▸ **TASK GOAL**
Your task is to print the material below exactly as presented.

· · · ·

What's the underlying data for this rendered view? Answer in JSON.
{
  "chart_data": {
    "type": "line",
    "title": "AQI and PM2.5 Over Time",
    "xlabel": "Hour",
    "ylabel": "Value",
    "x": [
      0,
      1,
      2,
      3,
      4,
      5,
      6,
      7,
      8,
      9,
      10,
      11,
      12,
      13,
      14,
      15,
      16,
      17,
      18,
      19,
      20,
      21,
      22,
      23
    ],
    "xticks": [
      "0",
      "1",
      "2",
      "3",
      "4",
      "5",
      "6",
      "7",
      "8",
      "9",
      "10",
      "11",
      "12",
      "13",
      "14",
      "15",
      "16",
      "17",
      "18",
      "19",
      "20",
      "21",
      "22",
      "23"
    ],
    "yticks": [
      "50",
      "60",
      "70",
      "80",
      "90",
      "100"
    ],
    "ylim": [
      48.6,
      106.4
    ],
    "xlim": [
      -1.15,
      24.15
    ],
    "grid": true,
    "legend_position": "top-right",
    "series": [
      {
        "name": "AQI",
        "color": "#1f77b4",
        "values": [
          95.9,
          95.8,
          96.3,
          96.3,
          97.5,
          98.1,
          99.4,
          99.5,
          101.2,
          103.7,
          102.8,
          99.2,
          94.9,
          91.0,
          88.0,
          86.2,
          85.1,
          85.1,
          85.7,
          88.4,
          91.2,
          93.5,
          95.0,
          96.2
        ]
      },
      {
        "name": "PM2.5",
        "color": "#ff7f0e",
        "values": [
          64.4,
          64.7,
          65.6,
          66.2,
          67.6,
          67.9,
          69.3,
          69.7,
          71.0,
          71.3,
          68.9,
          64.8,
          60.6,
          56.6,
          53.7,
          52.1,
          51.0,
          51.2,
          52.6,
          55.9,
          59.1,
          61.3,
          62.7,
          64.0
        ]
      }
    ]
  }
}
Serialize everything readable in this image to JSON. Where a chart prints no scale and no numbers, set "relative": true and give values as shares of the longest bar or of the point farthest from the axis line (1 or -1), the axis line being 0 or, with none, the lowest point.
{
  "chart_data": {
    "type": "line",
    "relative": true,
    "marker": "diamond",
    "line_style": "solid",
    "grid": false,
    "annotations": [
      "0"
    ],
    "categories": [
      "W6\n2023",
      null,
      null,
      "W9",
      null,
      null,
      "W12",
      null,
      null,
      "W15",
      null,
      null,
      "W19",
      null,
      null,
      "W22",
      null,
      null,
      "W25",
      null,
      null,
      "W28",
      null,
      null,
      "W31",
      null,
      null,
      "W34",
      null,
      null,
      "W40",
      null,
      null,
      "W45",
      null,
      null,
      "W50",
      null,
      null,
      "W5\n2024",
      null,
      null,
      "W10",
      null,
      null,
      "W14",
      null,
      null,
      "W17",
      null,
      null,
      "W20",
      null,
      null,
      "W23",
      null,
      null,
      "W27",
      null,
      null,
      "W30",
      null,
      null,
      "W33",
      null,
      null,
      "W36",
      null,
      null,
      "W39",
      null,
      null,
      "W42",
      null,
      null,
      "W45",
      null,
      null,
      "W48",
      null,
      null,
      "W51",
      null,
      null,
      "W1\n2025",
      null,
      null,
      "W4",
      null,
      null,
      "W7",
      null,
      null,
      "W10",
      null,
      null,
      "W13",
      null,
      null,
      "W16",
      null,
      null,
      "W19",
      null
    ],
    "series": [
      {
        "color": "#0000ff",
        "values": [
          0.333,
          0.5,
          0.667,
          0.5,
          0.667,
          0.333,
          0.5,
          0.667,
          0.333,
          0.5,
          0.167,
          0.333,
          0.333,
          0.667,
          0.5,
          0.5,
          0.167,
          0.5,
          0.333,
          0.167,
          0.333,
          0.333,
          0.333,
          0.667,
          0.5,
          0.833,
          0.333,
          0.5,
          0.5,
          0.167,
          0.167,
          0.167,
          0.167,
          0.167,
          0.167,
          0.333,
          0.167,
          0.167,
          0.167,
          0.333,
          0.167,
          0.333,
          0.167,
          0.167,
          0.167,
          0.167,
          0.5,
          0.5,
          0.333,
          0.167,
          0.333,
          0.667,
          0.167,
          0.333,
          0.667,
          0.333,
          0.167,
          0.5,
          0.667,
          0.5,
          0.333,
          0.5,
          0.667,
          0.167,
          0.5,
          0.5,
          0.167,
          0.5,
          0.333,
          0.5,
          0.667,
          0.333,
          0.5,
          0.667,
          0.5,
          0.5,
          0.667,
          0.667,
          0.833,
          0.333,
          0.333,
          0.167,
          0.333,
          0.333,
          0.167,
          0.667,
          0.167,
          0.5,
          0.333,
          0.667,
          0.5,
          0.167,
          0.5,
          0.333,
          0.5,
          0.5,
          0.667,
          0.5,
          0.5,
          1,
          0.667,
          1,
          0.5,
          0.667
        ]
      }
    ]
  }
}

· · · ·

▸ **FINISHED EXERCISE**
What's the underlying data for this rendered view? Answer in JSON.
{
  "chart_data": {
    "type": "line",
    "title": "AQI and PM2.5 Over Time",
    "xlabel": "Hour",
    "ylabel": "Value",
    "x": [
      0,
      1,
      2,
      3,
      4,
      5,
      6,
      7,
      8,
      9,
      10,
      11,
      12,
      13,
      14,
      15,
      16,
      17,
      18,
      19,
      20,
      21,
      22,
      23
    ],
    "xticks": [
      "0",
      "1",
      "2",
      "3",
      "4",
      "5",
      "6",
      "7",
      "8",
      "9",
      "10",
      "11",
      "12",
      "13",
      "14",
      "15",
      "16",
      "17",
      "18",
      "19",
      "20",
      "21",
      "22",
      "23"
    ],
    "yticks": [
      "50",
      "60",
      "70",
      "80",
      "90",
      "100"
    ],
    "ylim": [
      48.6,
      106.4
    ],
    "xlim": [
      -1.15,
      24.15
    ],
    "grid": true,
    "legend_position": "top-right",
    "series": [
      {
        "name": "AQI",
        "color": "#1f77b4",
        "values": [
          95.9,
          95.8,
          96.3,
          96.3,
          97.5,
          98.1,
          99.4,
          99.5,
          101.2,
          103.7,
          102.8,
          99.2,
          94.9,
          91.0,
          88.0,
          86.2,
          85.1,
          85.1,
          85.7,
          88.4,
          91.2,
          93.5,
          95.0,
          96.2
        ]
      },
      {
        "name": "PM2.5",
        "color": "#ff7f0e",
        "values": [
          64.4,
          64.7,
          65.6,
          66.2,
          67.6,
          67.9,
          69.3,
          69.7,
          71.0,
          71.3,
          68.9,
          64.8,
          60.6,
          56.6,
          53.7,
          52.1,
          51.0,
          51.2,
          52.6,
          55.9,
          59.1,
          61.3,
          62.7,
          64.0
        ]
      }
    ]
  }
}
Serialize everything readable in this image to JSON. Where a chart prints no scale and no numbers, set "relative": true and give values as shares of the longest bar or of the point farthest from the axis line (1 or -1), the axis line being 0 or, with none, the lowest point.
{
  "chart_data": {
    "type": "line",
    "relative": true,
    "marker": "diamond",
    "line_style": "solid",
    "grid": false,
    "annotations": [
      "0"
    ],
    "categories": [
      "W6\n2023",
      null,
      null,
      "W9",
      null,
      null,
      "W12",
      null,
      null,
      "W15",
      null,
      null,
      "W19",
      null,
      null,
      "W22",
      null,
      null,
      "W25",
      null,
      null,
      "W28",
      null,
      null,
      "W31",
      null,
      null,
      "W34",
      null,
      null,
      "W40",
      null,
      null,
      "W45",
      null,
      null,
      "W50",
      null,
      null,
      "W5\n2024",
      null,
      null,
      "W10",
      null,
      null,
      "W14",
      null,
      null,
      "W17",
      null,
      null,
      "W20",
      null,
      null,
      "W23",
      null,
      null,
      "W27",
      null,
      null,
      "W30",
      null,
      null,
      "W33",
      null,
      null,
      "W36",
      null,
      null,
      "W39",
      null,
      null,
      "W42",
      null,
      null,
      "W45",
      null,
      null,
      "W48",
      null,
      null,
      "W51",
      null,
      null,
      "W1\n2025",
      null,
      null,
      "W4",
      null,
      null,
      "W7",
      null,
      null,
      "W10",
      null,
      null,
      "W13",
      null,
      null,
      "W16",
      null,
      null,
      "W19",
      null
    ],
    "series": [
      {
        "color": "#0000ff",
        "values": [
          0.333,
          0.5,
          0.667,
          0.5,
          0.667,
          0.333,
          0.5,
          0.667,
          0.333,
          0.5,
          0.167,
          0.333,
          0.333,
          0.667,
          0.5,
          0.5,
          0.167,
          0.5,
          0.333,
          0.167,
          0.333,
          0.333,
          0.333,
          0.667,
          0.5,
          0.833,
          0.333,
          0.5,
          0.5,
          0.167,
          0.167,
          0.167,
          0.167,
          0.167,
          0.167,
          0.333,
          0.167,
          0.167,
          0.167,
          0.333,
          0.167,
          0.333,
          0.167,
          0.167,
          0.167,
          0.167,
          0.5,
          0.5,
          0.333,
          0.167,
          0.333,
          0.667,
          0.167,
          0.333,
          0.667,
          0.333,
          0.167,
          0.5,
          0.667,
          0.5,
          0.333,
          0.5,
          0.667,
          0.167,
          0.5,
          0.5,
          0.167,
          0.5,
          0.333,
          0.5,
          0.667,
          0.333,
          0.5,
          0.667,
          0.5,
          0.5,
          0.667,
          0.667,
          0.833,
          0.333,
          0.333,
          0.167,
          0.333,
          0.333,
          0.167,
          0.667,
          0.167,
          0.5,
          0.333,
          0.667,
          0.5,
          0.167,
          0.5,
          0.333,
          0.5,
          0.5,
          0.667,
          0.5,
          0.5,
          1,
          0.667,
          1,
          0.5,
          0.667
        ]
      }
    ]
  }
}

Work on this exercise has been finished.